Exercise instructions » Select every line containing the word "Charger" from the material, and copy those lines.

Exercise inputs »
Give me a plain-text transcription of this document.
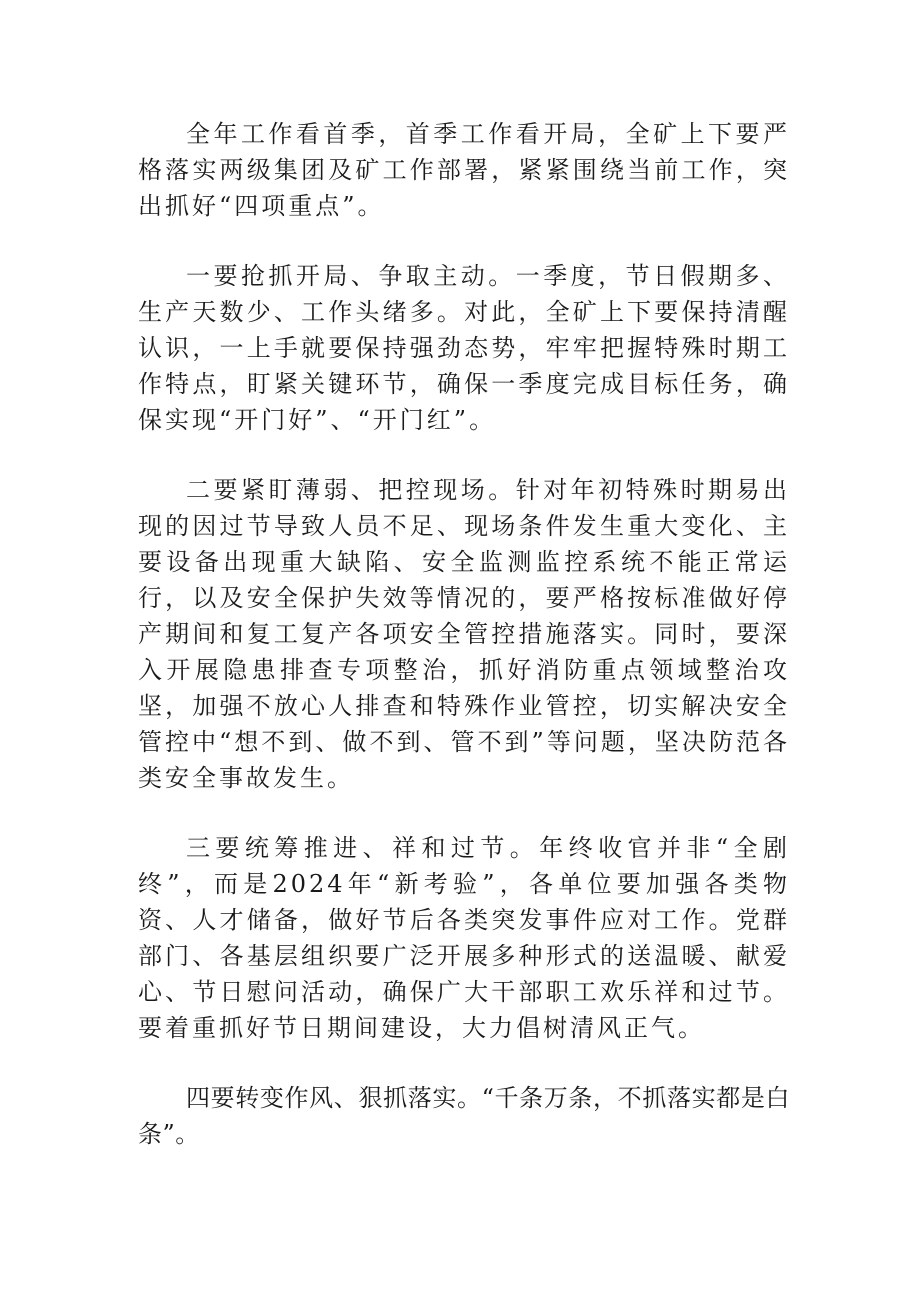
全年工作看首季，首季工作看开局，全矿上下要严格落实两级集团及矿工作部署，紧紧围绕当前工作，突出抓好“四项重点”。

一要抢抓开局、争取主动。一季度，节日假期多、生产天数少、工作头绪多。对此，全矿上下要保持清醒认识，一上手就要保持强劲态势，牢牢把握特殊时期工作特点，盯紧关键环节，确保一季度完成目标任务，确保实现“开门好”、“开门红”。

二要紧盯薄弱、把控现场。针对年初特殊时期易出现的因过节导致人员不足、现场条件发生重大变化、主要设备出现重大缺陷、安全监测监控系统不能正常运行，以及安全保护失效等情况的，要严格按标准做好停产期间和复工复产各项安全管控措施落实。同时，要深入开展隐患排查专项整治，抓好消防重点领域整治攻坚，加强不放心人排查和特殊作业管控，切实解决安全管控中“想不到、做不到、管不到”等问题，坚决防范各类安全事故发生。

三要统筹推进、祥和过节。年终收官并非“全剧终”，而是2024年“新考验”，各单位要加强各类物资、人才储备，做好节后各类突发事件应对工作。党群部门、各基层组织要广泛开展多种形式的送温暖、献爱心、节日慰问活动，确保广大干部职工欢乐祥和过节。要着重抓好节日期间建设，大力倡树清风正气。

四要转变作风、狠抓落实。“千条万条，不抓落实都是白条”。
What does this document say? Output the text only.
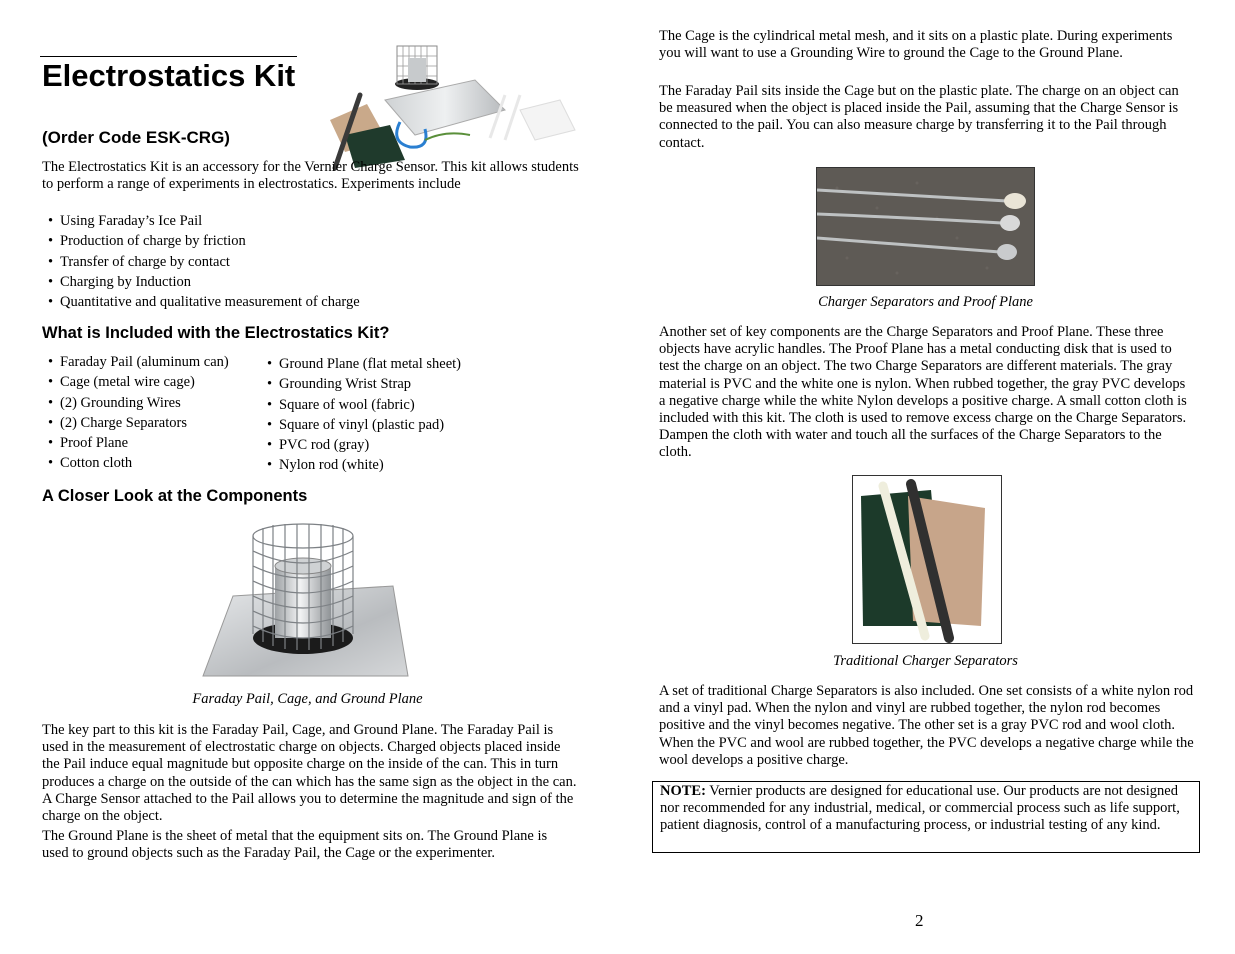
Electrostatics Kit
(Order Code ESK-CRG)
The Electrostatics Kit is an accessory for the Vernier Charge Sensor. This kit allows students to perform a range of experiments in electrostatics. Experiments include
• Using Faraday’s Ice Pail
• Production of charge by friction
• Transfer of charge by contact
• Charging by Induction
• Quantitative and qualitative measurement of charge
What is Included with the Electrostatics Kit?
• Faraday Pail (aluminum can)
• Cage (metal wire cage)
• (2) Grounding Wires
• (2) Charge Separators
• Proof Plane
• Cotton cloth
• Ground Plane (flat metal sheet)
• Grounding Wrist Strap
• Square of wool (fabric)
• Square of vinyl (plastic pad)
• PVC rod (gray)
• Nylon rod (white)
A Closer Look at the Components
Faraday Pail, Cage, and Ground Plane

The key part to this kit is the Faraday Pail, Cage, and Ground Plane. The Faraday Pail is used in the measurement of electrostatic charge on objects. Charged objects placed inside the Pail induce equal magnitude but opposite charge on the inside of the can. This in turn produces a charge on the outside of the can which has the same sign as the object in the can. A Charge Sensor attached to the Pail allows you to determine the magnitude and sign of the charge on the object.

The Ground Plane is the sheet of metal that the equipment sits on. The Ground Plane is used to ground objects such as the Faraday Pail, the Cage or the experimenter.

The Cage is the cylindrical metal mesh, and it sits on a plastic plate. During experiments you will want to use a Grounding Wire to ground the Cage to the Ground Plane.

The Faraday Pail sits inside the Cage but on the plastic plate. The charge on an object can be measured when the object is placed inside the Pail, assuming that the Charge Sensor is connected to the pail. You can also measure charge by transferring it to the Pail through contact.

Charger Separators and Proof Plane

Another set of key components are the Charge Separators and Proof Plane. These three objects have acrylic handles. The Proof Plane has a metal conducting disk that is used to test the charge on an object. The two Charge Separators are different materials. The gray material is PVC and the white one is nylon. When rubbed together, the gray PVC develops a negative charge while the white Nylon develops a positive charge. A small cotton cloth is included with this kit. The cloth is used to remove excess charge on the Charge Separators. Dampen the cloth with water and touch all the surfaces of the Charge Separators to the cloth.

Traditional Charger Separators

A set of traditional Charge Separators is also included. One set consists of a white nylon rod and a vinyl pad. When the nylon and vinyl are rubbed together, the nylon rod becomes positive and the vinyl becomes negative. The other set is a gray PVC rod and wool cloth. When the PVC and wool are rubbed together, the PVC develops a negative charge while the wool develops a positive charge.

NOTE: Vernier products are designed for educational use. Our products are not designed nor recommended for any industrial, medical, or commercial process such as life support, patient diagnosis, control of a manufacturing process, or industrial testing of any kind.
2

Answer to the exercise »
Charger Separators and Proof Plane
Traditional Charger Separators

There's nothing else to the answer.